● **WHAT YOU HAVE TO DO**: Retype all material exactly. Pictures stay out of the copy.
+++ GIVEN RECORDS +++
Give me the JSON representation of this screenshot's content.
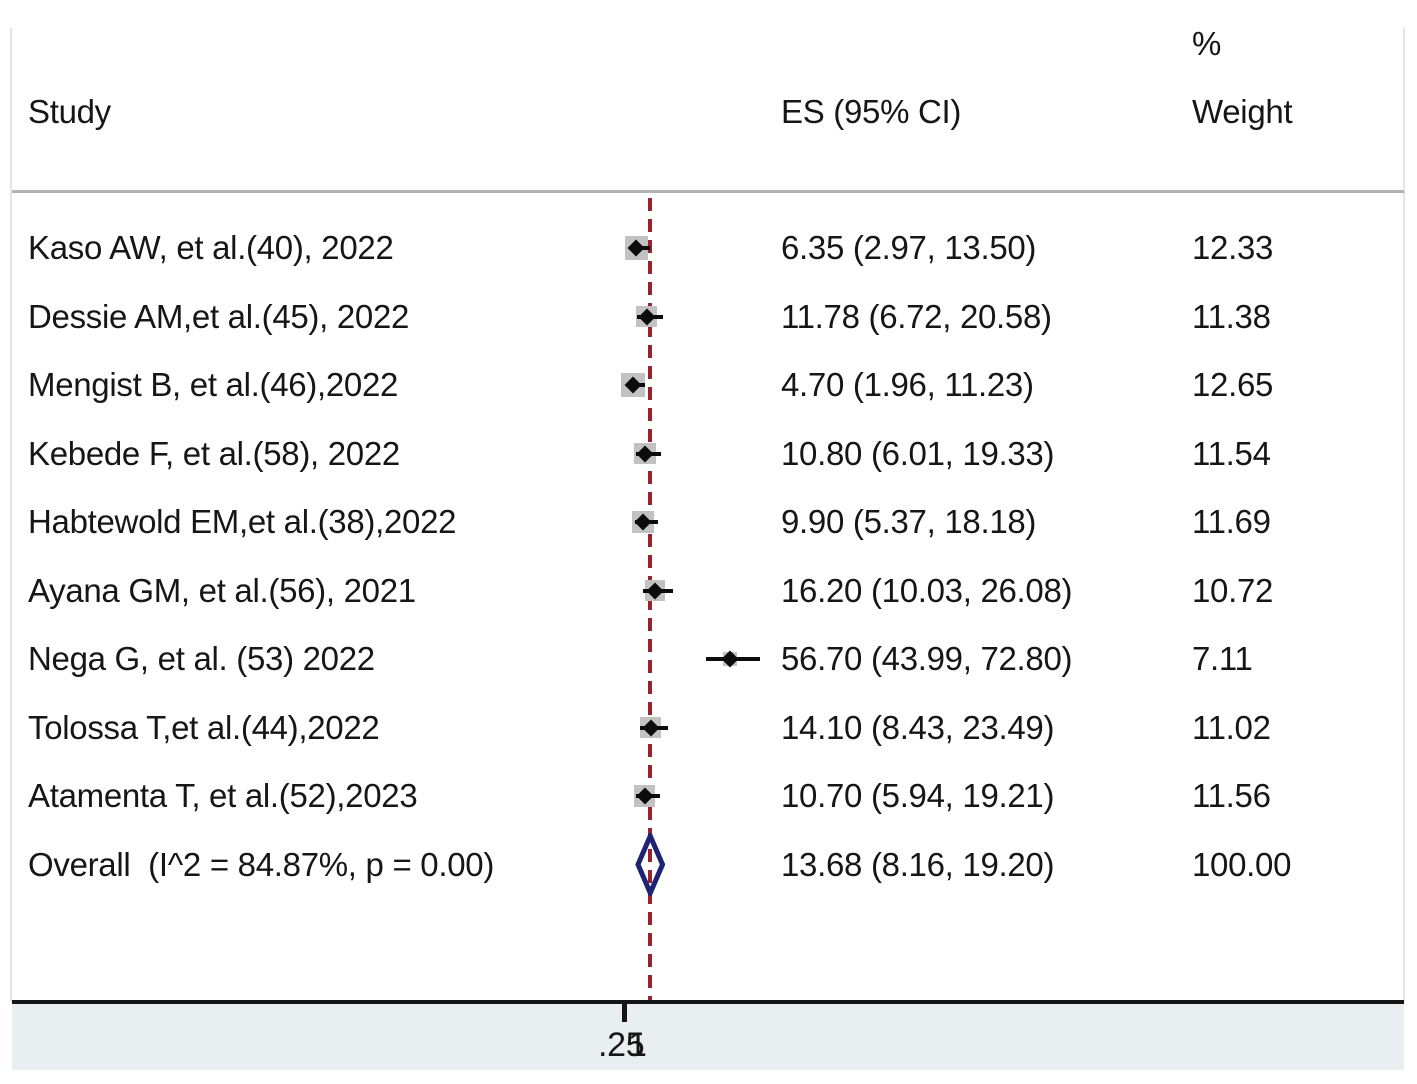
{
  "header": {
    "study_col": "Study",
    "es_col": "ES (95% CI)",
    "pct_col": "%",
    "weight_col": "Weight"
  },
  "chart_data": {
    "type": "forest",
    "title": "",
    "columns": [
      "Study",
      "ES (95% CI)",
      "% Weight"
    ],
    "studies": [
      {
        "label": "Kaso AW, et al.(40), 2022",
        "es": 6.35,
        "ci_low": 2.97,
        "ci_high": 13.5,
        "es_text": "6.35 (2.97, 13.50)",
        "weight": 12.33,
        "weight_text": "12.33"
      },
      {
        "label": "Dessie AM,et al.(45), 2022",
        "es": 11.78,
        "ci_low": 6.72,
        "ci_high": 20.58,
        "es_text": "11.78 (6.72, 20.58)",
        "weight": 11.38,
        "weight_text": "11.38"
      },
      {
        "label": "Mengist B, et al.(46),2022",
        "es": 4.7,
        "ci_low": 1.96,
        "ci_high": 11.23,
        "es_text": "4.70 (1.96, 11.23)",
        "weight": 12.65,
        "weight_text": "12.65"
      },
      {
        "label": "Kebede F, et al.(58), 2022",
        "es": 10.8,
        "ci_low": 6.01,
        "ci_high": 19.33,
        "es_text": "10.80 (6.01, 19.33)",
        "weight": 11.54,
        "weight_text": "11.54"
      },
      {
        "label": "Habtewold EM,et al.(38),2022",
        "es": 9.9,
        "ci_low": 5.37,
        "ci_high": 18.18,
        "es_text": "9.90 (5.37, 18.18)",
        "weight": 11.69,
        "weight_text": "11.69"
      },
      {
        "label": "Ayana GM, et al.(56), 2021",
        "es": 16.2,
        "ci_low": 10.03,
        "ci_high": 26.08,
        "es_text": "16.20 (10.03, 26.08)",
        "weight": 10.72,
        "weight_text": "10.72"
      },
      {
        "label": "Nega G, et al. (53) 2022",
        "es": 56.7,
        "ci_low": 43.99,
        "ci_high": 72.8,
        "es_text": "56.70 (43.99, 72.80)",
        "weight": 7.11,
        "weight_text": "7.11"
      },
      {
        "label": "Tolossa T,et al.(44),2022",
        "es": 14.1,
        "ci_low": 8.43,
        "ci_high": 23.49,
        "es_text": "14.10 (8.43, 23.49)",
        "weight": 11.02,
        "weight_text": "11.02"
      },
      {
        "label": "Atamenta T, et al.(52),2023",
        "es": 10.7,
        "ci_low": 5.94,
        "ci_high": 19.21,
        "es_text": "10.70 (5.94, 19.21)",
        "weight": 11.56,
        "weight_text": "11.56"
      }
    ],
    "overall": {
      "label": "Overall  (I^2 = 84.87%, p = 0.00)",
      "es": 13.68,
      "ci_low": 8.16,
      "ci_high": 19.2,
      "es_text": "13.68 (8.16, 19.20)",
      "weight": 100.0,
      "weight_text": "100.00"
    },
    "x_axis": {
      "tick_labels": [
        ".25",
        "1"
      ],
      "reference_line": "overall estimate"
    },
    "legend_position": "none",
    "grid": false,
    "colors": {
      "reference_line": "#96232d",
      "overall_diamond": "#1e2473",
      "weight_box": "#c2c2c2",
      "marker": "#0c0c0c",
      "footer_band": "#e9eef0"
    }
  }
}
+++
● **TASK SOLUTION**:
Give me the JSON representation of this screenshot's content.
{
  "header": {
    "study_col": "Study",
    "es_col": "ES (95% CI)",
    "pct_col": "%",
    "weight_col": "Weight"
  },
  "chart_data": {
    "type": "forest",
    "title": "",
    "columns": [
      "Study",
      "ES (95% CI)",
      "% Weight"
    ],
    "studies": [
      {
        "label": "Kaso AW, et al.(40), 2022",
        "es": 6.35,
        "ci_low": 2.97,
        "ci_high": 13.5,
        "es_text": "6.35 (2.97, 13.50)",
        "weight": 12.33,
        "weight_text": "12.33"
      },
      {
        "label": "Dessie AM,et al.(45), 2022",
        "es": 11.78,
        "ci_low": 6.72,
        "ci_high": 20.58,
        "es_text": "11.78 (6.72, 20.58)",
        "weight": 11.38,
        "weight_text": "11.38"
      },
      {
        "label": "Mengist B, et al.(46),2022",
        "es": 4.7,
        "ci_low": 1.96,
        "ci_high": 11.23,
        "es_text": "4.70 (1.96, 11.23)",
        "weight": 12.65,
        "weight_text": "12.65"
      },
      {
        "label": "Kebede F, et al.(58), 2022",
        "es": 10.8,
        "ci_low": 6.01,
        "ci_high": 19.33,
        "es_text": "10.80 (6.01, 19.33)",
        "weight": 11.54,
        "weight_text": "11.54"
      },
      {
        "label": "Habtewold EM,et al.(38),2022",
        "es": 9.9,
        "ci_low": 5.37,
        "ci_high": 18.18,
        "es_text": "9.90 (5.37, 18.18)",
        "weight": 11.69,
        "weight_text": "11.69"
      },
      {
        "label": "Ayana GM, et al.(56), 2021",
        "es": 16.2,
        "ci_low": 10.03,
        "ci_high": 26.08,
        "es_text": "16.20 (10.03, 26.08)",
        "weight": 10.72,
        "weight_text": "10.72"
      },
      {
        "label": "Nega G, et al. (53) 2022",
        "es": 56.7,
        "ci_low": 43.99,
        "ci_high": 72.8,
        "es_text": "56.70 (43.99, 72.80)",
        "weight": 7.11,
        "weight_text": "7.11"
      },
      {
        "label": "Tolossa T,et al.(44),2022",
        "es": 14.1,
        "ci_low": 8.43,
        "ci_high": 23.49,
        "es_text": "14.10 (8.43, 23.49)",
        "weight": 11.02,
        "weight_text": "11.02"
      },
      {
        "label": "Atamenta T, et al.(52),2023",
        "es": 10.7,
        "ci_low": 5.94,
        "ci_high": 19.21,
        "es_text": "10.70 (5.94, 19.21)",
        "weight": 11.56,
        "weight_text": "11.56"
      }
    ],
    "overall": {
      "label": "Overall  (I^2 = 84.87%, p = 0.00)",
      "es": 13.68,
      "ci_low": 8.16,
      "ci_high": 19.2,
      "es_text": "13.68 (8.16, 19.20)",
      "weight": 100.0,
      "weight_text": "100.00"
    },
    "x_axis": {
      "tick_labels": [
        ".25",
        "1"
      ],
      "reference_line": "overall estimate"
    },
    "legend_position": "none",
    "grid": false,
    "colors": {
      "reference_line": "#96232d",
      "overall_diamond": "#1e2473",
      "weight_box": "#c2c2c2",
      "marker": "#0c0c0c",
      "footer_band": "#e9eef0"
    }
  }
}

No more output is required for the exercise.